> _Aim of the task_
Return all lines where the word "para" can be found.

> _Material to process_
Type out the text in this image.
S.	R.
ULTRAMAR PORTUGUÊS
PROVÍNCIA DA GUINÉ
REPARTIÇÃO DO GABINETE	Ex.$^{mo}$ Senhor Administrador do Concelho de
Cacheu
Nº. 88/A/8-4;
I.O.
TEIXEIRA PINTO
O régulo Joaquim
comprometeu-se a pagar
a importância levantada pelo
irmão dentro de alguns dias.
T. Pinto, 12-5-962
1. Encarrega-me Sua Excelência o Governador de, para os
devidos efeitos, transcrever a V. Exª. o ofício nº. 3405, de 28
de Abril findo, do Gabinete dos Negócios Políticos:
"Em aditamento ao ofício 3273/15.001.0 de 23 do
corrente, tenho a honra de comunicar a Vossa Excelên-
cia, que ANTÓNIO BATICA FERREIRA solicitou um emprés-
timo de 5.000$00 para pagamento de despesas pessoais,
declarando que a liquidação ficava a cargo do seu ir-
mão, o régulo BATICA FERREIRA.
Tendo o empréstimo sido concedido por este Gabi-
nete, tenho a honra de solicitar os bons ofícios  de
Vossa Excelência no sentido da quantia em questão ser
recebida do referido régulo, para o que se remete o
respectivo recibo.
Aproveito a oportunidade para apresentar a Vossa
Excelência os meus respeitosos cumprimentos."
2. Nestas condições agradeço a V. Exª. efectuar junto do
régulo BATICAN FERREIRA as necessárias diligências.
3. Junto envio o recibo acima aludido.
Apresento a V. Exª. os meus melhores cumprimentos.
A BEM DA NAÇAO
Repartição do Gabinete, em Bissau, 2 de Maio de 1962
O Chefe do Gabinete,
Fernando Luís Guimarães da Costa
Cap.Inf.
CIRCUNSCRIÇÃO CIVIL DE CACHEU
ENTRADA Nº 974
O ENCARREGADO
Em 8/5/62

> _Solution to the exercise_
1. Encarrega-me Sua Excelência o Governador de, para os
timo de 5.000$00 para pagamento de despesas pessoais,
recebida do referido régulo, para o que se remete o
Aproveito a oportunidade para apresentar a Vossa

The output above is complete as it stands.